§ Extracted data entries
-=-=-
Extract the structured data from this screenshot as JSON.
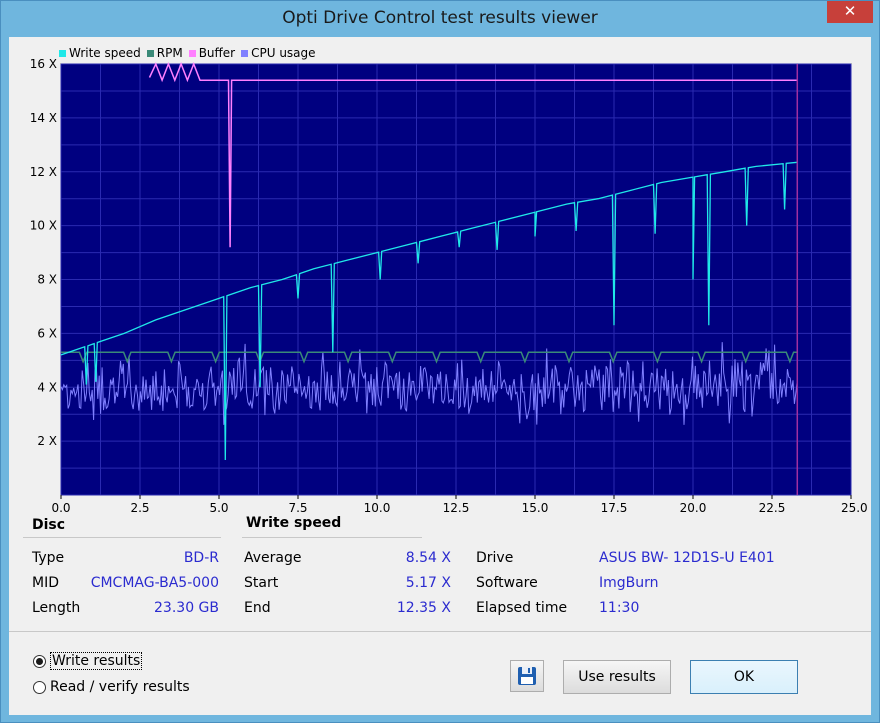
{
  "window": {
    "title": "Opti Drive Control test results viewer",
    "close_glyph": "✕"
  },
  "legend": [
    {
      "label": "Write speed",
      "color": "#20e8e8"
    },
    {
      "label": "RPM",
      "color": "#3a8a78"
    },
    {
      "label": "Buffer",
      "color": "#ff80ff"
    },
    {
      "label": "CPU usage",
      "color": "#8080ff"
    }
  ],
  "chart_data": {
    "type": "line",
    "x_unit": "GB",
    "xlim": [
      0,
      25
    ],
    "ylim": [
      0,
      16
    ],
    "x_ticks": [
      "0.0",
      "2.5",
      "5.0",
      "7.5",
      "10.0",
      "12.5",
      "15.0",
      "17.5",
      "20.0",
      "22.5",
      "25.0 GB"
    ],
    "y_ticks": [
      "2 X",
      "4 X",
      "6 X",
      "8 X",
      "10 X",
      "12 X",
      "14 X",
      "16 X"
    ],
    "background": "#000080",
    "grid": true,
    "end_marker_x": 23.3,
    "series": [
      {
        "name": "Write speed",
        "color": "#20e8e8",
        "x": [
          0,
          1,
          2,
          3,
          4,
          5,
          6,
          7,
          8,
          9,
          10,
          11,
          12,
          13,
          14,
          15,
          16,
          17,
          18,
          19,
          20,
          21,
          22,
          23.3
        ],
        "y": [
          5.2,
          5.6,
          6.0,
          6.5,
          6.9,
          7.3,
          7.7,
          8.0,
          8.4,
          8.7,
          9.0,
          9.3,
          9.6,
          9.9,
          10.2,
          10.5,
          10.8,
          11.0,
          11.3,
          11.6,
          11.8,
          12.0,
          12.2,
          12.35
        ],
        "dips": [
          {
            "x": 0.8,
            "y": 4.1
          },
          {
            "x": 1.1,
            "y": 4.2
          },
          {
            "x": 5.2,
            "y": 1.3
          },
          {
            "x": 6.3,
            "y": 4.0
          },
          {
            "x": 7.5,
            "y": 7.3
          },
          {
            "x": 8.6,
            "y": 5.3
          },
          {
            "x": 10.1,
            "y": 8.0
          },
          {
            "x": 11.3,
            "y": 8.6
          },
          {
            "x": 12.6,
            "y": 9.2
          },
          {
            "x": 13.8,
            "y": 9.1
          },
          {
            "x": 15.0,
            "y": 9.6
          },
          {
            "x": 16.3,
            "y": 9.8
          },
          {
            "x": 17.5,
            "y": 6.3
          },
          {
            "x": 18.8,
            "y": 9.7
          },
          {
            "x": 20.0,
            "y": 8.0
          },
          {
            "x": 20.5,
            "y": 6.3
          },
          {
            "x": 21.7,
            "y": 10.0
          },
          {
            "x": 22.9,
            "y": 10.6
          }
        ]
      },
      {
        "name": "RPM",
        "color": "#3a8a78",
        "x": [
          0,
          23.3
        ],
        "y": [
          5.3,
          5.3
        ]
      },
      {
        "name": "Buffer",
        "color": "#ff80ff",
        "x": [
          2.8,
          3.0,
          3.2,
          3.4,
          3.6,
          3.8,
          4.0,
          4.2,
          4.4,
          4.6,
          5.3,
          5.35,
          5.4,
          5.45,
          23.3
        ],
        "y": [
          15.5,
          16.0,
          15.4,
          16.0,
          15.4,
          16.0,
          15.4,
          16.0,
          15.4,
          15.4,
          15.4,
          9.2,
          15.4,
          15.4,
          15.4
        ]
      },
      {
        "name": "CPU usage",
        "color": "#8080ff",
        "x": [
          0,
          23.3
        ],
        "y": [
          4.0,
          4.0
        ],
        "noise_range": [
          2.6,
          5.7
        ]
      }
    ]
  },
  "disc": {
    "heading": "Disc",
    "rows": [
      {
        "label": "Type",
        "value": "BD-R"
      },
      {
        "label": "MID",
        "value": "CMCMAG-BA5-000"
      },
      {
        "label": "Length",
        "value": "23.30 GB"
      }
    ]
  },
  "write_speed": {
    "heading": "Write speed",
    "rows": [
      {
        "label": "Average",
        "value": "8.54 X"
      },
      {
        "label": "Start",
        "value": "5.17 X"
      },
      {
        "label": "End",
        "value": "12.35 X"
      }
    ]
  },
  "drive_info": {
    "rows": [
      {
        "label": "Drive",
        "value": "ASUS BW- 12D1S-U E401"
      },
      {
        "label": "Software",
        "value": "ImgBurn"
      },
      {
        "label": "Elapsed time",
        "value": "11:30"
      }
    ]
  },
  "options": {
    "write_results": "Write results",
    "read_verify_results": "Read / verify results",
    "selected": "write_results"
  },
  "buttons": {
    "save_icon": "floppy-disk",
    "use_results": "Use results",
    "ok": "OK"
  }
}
-=-=-
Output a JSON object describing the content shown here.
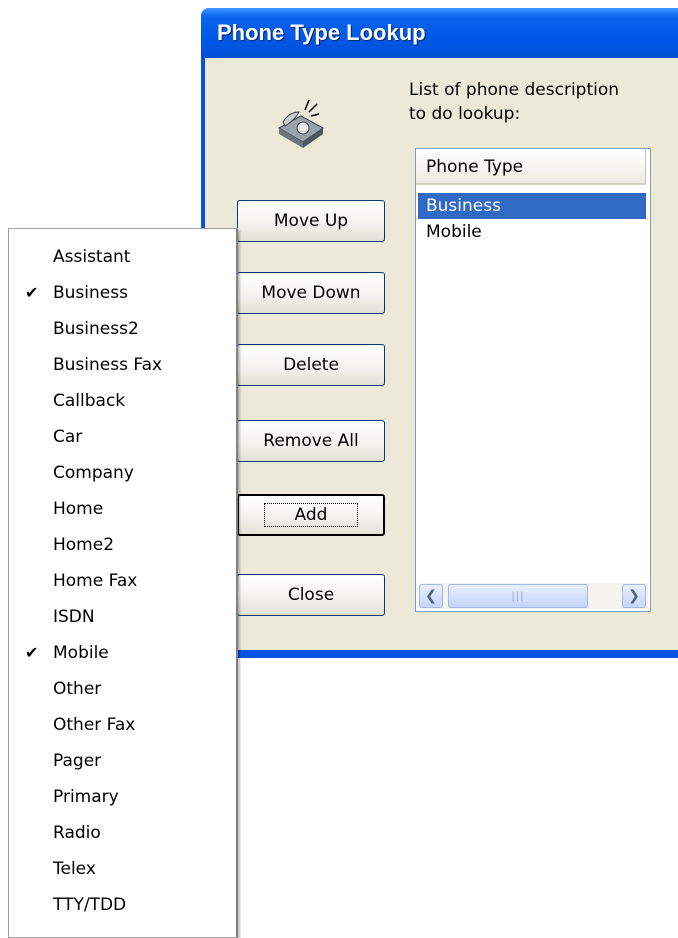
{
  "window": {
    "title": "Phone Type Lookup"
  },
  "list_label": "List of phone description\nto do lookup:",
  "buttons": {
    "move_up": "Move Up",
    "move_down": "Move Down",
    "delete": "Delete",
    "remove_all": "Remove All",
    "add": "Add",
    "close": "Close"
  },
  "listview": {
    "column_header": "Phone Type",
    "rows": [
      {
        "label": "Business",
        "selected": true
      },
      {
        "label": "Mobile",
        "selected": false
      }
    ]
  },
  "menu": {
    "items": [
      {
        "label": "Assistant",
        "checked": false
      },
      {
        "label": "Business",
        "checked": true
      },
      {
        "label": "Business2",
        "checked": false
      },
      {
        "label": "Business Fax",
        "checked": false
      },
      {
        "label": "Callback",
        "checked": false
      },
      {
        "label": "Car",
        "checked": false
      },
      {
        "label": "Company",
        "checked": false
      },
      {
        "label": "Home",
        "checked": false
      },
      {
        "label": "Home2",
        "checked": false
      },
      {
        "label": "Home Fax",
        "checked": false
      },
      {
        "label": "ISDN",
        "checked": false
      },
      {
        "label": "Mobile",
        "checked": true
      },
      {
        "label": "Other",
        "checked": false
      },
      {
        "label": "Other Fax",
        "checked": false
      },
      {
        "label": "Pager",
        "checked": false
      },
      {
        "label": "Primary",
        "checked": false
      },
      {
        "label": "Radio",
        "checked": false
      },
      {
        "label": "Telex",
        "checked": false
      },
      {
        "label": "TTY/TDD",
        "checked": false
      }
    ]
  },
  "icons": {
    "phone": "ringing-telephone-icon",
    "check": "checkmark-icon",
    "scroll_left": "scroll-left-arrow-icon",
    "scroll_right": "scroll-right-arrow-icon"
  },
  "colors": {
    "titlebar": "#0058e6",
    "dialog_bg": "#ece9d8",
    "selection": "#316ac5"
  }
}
-=-=-
§ Problem requirements
Go through the entries above and copy every line containing "selected".

§ Exercise response
    "selected": "write_results"
        "selected": true
        "selected": false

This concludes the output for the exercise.